**DATA SHOWN**
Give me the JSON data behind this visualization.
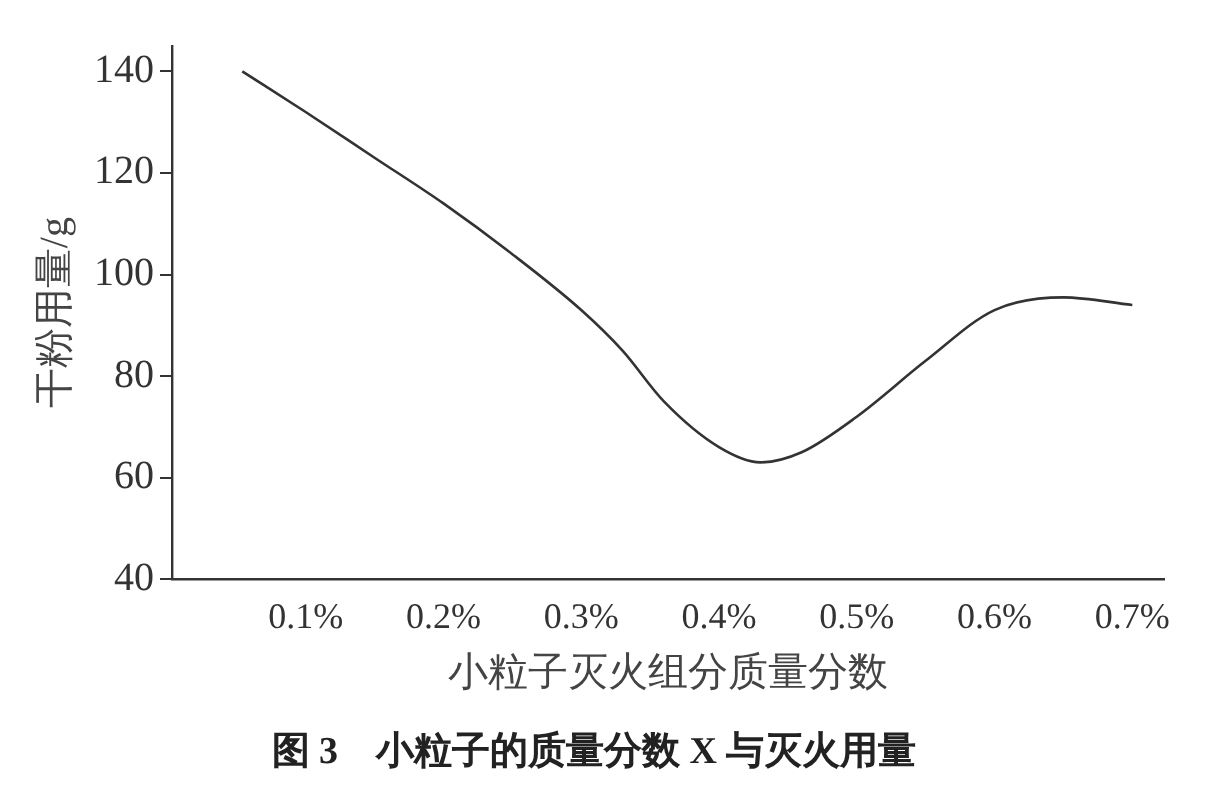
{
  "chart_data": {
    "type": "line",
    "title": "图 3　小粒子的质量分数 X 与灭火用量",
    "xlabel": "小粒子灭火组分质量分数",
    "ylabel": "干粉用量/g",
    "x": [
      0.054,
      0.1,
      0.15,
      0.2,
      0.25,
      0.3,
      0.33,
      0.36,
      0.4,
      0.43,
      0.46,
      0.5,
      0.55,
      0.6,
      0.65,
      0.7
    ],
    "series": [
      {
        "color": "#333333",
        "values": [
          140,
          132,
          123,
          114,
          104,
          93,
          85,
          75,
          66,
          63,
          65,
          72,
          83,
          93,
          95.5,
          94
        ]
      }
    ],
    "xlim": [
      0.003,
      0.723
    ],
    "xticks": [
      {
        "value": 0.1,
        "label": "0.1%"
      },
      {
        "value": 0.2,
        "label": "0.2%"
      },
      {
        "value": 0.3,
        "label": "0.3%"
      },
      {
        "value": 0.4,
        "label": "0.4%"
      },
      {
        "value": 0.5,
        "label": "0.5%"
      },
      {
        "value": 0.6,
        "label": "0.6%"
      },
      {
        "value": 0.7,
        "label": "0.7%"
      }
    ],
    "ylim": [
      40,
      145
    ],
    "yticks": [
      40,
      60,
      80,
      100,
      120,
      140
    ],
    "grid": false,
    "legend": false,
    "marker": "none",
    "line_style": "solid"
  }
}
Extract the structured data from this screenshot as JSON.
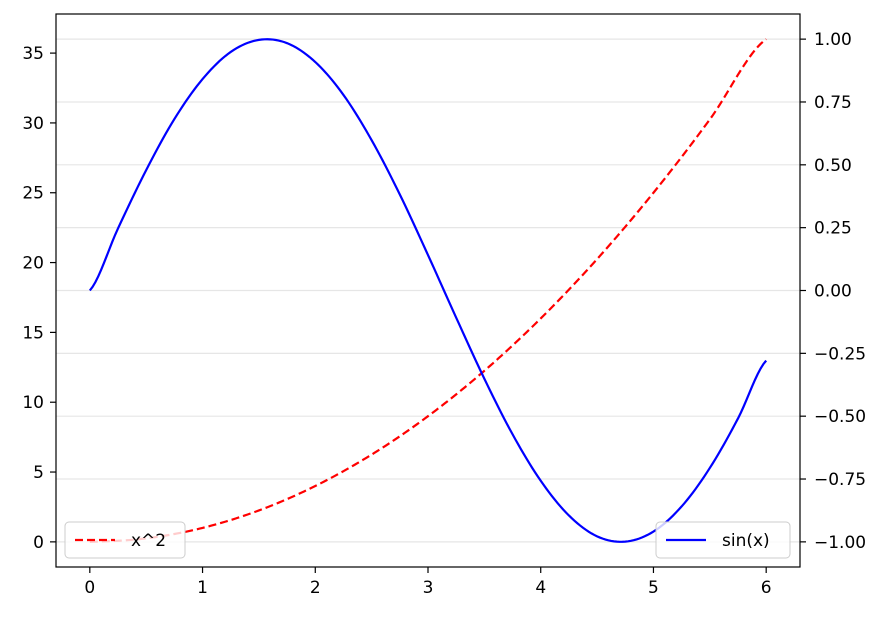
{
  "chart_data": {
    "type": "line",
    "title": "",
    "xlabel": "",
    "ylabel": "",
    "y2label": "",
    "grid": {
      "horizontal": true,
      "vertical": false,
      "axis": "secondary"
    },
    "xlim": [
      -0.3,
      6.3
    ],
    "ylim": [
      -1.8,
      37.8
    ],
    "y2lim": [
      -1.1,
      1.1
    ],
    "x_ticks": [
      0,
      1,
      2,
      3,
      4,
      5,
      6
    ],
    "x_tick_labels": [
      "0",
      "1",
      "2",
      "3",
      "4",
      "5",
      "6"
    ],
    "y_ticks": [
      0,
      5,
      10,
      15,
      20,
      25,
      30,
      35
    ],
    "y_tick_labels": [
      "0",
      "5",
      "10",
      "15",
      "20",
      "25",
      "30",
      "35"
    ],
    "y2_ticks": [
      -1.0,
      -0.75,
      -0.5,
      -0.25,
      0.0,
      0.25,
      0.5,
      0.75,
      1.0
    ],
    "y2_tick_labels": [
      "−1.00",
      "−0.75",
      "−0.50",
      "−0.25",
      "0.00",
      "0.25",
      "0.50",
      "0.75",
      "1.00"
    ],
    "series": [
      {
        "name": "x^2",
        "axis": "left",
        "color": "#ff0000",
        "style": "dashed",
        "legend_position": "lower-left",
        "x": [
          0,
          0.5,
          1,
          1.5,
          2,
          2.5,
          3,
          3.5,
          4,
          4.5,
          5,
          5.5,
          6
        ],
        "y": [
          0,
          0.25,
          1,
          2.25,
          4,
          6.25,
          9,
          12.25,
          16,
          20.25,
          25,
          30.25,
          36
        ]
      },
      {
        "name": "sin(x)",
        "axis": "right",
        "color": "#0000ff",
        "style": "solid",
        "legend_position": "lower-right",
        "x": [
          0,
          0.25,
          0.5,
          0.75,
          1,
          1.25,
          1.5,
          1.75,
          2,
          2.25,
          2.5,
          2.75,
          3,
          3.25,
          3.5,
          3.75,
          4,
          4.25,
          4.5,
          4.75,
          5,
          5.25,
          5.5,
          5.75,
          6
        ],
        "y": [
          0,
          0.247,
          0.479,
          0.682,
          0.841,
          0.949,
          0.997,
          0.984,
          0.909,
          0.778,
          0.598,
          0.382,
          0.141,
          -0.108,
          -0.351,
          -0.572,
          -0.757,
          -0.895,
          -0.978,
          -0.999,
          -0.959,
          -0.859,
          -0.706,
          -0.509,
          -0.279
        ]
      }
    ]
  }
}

**EXERCISE REQUIREMENTS**
Going over the lines above, work out how many include "this", then give only that number.

**THE COMPLETED TASK**
2